Identify each line in the records below that contains the word "analysis", and copy it.
___ Records shown
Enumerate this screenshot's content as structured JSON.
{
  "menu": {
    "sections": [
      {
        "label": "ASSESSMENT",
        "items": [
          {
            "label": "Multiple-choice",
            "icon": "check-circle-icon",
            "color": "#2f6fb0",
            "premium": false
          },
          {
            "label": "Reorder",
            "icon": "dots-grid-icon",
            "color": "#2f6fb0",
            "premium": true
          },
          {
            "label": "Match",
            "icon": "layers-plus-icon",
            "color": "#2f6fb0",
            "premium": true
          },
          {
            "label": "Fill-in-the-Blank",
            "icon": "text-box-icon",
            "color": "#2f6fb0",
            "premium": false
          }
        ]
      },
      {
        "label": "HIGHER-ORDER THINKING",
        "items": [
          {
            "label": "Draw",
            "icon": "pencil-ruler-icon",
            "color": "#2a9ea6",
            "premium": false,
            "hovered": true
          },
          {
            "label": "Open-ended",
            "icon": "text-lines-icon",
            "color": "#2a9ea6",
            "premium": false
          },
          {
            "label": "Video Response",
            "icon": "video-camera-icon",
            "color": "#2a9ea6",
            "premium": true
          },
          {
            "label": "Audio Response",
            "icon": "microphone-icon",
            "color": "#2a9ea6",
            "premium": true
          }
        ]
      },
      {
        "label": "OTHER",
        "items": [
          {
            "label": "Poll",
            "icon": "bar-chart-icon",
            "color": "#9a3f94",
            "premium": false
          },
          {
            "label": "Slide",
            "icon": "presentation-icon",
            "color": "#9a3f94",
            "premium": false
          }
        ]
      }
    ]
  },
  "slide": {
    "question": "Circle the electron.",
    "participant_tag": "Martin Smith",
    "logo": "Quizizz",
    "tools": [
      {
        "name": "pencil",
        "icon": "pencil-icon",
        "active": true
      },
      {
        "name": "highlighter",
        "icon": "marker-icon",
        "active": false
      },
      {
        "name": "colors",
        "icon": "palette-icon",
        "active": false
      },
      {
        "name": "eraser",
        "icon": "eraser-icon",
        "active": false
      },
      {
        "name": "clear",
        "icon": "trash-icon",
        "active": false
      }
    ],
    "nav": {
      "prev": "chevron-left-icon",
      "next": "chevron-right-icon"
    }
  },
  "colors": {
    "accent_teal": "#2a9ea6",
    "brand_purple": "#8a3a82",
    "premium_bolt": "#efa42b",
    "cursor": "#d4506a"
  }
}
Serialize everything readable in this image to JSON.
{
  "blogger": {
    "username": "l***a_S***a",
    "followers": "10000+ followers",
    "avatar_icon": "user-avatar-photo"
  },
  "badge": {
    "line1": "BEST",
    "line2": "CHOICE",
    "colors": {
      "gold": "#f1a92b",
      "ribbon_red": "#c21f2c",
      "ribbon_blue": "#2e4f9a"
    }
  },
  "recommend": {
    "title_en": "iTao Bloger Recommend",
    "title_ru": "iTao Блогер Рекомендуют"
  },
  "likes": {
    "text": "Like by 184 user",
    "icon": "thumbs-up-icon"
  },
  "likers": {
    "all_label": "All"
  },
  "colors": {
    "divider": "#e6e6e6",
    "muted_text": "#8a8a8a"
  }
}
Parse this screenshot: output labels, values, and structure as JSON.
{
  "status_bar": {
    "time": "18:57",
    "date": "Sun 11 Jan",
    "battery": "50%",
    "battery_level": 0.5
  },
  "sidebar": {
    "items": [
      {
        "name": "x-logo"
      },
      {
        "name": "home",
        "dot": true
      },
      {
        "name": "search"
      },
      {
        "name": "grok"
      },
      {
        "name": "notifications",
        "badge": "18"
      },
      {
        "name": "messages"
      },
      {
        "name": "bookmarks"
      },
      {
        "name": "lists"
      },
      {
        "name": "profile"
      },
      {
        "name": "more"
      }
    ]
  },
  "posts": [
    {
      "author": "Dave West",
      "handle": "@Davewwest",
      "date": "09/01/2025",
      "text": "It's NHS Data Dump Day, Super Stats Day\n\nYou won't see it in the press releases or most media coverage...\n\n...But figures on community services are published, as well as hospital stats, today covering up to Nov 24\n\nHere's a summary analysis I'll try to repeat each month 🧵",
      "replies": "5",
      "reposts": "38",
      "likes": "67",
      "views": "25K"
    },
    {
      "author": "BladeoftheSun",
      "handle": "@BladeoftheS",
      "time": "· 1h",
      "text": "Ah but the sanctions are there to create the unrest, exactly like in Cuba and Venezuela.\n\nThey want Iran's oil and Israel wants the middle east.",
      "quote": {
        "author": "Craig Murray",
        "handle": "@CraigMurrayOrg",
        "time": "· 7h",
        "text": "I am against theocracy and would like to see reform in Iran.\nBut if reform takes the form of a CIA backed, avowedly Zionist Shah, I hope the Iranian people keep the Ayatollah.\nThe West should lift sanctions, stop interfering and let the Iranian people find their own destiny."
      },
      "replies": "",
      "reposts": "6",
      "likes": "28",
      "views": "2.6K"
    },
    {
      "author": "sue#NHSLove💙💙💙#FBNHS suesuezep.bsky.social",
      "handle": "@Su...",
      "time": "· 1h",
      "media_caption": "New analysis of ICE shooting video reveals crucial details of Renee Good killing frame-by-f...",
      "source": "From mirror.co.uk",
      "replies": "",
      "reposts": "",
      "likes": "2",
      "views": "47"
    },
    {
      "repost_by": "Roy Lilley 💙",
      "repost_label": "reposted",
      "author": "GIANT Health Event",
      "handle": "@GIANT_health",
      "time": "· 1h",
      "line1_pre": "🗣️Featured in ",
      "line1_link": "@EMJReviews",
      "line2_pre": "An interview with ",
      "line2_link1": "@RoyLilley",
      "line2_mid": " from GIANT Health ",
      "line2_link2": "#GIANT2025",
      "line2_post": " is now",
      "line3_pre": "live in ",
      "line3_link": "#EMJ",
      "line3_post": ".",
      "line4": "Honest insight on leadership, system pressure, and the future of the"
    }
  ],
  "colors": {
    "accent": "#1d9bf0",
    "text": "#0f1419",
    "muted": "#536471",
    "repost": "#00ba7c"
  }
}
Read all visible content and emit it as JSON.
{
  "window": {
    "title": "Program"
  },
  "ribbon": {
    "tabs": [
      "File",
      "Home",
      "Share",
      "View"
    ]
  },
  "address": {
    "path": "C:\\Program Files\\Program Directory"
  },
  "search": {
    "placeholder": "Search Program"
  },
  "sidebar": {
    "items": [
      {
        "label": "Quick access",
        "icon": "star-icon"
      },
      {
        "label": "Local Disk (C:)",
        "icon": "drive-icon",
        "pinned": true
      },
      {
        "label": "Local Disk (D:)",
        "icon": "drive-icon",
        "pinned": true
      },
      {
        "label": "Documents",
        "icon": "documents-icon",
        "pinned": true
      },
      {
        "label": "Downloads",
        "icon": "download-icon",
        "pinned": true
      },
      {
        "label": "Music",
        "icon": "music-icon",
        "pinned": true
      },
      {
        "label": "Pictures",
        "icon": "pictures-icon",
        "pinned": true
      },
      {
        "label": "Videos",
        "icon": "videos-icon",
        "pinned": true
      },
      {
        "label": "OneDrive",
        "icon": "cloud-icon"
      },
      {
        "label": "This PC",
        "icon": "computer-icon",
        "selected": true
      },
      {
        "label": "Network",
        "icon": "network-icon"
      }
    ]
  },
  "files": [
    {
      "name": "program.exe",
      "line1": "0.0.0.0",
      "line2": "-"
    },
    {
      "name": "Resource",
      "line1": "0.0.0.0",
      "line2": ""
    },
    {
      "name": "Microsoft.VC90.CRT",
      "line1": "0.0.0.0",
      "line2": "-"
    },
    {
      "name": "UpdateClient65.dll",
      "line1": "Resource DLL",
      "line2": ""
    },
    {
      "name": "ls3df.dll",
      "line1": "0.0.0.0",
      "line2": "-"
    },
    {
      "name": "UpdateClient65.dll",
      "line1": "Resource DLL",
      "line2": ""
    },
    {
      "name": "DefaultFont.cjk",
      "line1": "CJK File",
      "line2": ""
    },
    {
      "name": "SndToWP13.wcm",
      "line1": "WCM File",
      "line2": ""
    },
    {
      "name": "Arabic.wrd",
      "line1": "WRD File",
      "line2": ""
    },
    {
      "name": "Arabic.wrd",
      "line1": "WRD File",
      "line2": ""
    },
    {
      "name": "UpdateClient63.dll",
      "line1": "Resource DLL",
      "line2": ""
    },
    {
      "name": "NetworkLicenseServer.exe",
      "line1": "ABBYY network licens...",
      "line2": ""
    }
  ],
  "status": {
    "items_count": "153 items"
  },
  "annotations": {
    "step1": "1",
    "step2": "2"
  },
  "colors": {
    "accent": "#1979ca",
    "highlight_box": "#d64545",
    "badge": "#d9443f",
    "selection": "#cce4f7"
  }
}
______
» Problem solution
      "text": "It's NHS Data Dump Day, Super Stats Day\n\nYou won't see it in the press releases or most media coverage...\n\n...But figures on community services are published, as well as hospital stats, today covering up to Nov 24\n\nHere's a summary analysis I'll try to repeat each month 🧵",
      "media_caption": "New analysis of ICE shooting video reveals crucial details of Renee Good killing frame-by-f...",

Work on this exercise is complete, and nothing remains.